Recorded data
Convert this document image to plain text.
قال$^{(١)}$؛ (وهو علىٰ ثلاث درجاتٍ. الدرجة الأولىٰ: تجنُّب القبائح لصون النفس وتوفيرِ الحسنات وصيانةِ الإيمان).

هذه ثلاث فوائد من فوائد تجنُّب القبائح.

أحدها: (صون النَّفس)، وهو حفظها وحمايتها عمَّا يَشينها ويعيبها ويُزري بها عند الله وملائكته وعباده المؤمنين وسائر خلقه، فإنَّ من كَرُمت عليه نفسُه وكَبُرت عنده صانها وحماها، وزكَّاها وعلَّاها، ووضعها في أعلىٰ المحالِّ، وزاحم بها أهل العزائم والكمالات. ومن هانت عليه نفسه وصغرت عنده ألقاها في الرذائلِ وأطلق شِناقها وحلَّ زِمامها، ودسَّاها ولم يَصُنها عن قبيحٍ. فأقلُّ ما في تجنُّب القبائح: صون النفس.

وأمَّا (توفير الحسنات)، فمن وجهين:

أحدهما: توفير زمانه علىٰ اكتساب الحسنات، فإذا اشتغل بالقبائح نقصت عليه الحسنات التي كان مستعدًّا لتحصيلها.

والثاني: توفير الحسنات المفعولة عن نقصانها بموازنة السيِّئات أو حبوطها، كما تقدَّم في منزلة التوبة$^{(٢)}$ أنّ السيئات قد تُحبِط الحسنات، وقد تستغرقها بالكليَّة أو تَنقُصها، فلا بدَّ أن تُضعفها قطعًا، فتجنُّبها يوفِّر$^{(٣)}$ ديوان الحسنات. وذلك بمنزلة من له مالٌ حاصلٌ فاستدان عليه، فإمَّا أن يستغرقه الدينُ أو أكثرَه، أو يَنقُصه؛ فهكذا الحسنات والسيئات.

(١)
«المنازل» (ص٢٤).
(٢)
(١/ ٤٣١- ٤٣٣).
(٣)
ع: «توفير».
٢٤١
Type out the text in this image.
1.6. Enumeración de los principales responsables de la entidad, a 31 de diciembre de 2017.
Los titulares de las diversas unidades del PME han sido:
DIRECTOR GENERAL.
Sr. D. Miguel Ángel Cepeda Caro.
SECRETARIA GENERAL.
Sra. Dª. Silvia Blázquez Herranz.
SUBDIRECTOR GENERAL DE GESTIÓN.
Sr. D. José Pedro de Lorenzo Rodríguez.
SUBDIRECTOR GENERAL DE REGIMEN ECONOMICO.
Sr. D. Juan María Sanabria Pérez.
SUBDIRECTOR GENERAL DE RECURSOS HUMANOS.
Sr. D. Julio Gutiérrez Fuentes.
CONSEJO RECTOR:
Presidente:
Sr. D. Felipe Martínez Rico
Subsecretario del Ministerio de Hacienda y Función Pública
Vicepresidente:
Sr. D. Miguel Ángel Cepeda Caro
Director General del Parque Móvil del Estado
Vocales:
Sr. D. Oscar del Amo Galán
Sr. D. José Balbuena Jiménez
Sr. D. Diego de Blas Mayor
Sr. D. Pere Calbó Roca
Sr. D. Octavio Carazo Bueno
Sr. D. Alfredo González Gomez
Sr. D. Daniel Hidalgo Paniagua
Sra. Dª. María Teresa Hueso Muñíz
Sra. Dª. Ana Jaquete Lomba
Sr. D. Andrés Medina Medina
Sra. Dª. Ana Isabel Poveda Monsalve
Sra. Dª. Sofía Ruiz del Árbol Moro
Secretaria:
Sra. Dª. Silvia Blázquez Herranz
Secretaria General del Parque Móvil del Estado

● Aim: What is the number of lines in the records above that include the word "Cepeda"? Reply with that number and nothing more.

● Exercise output: 2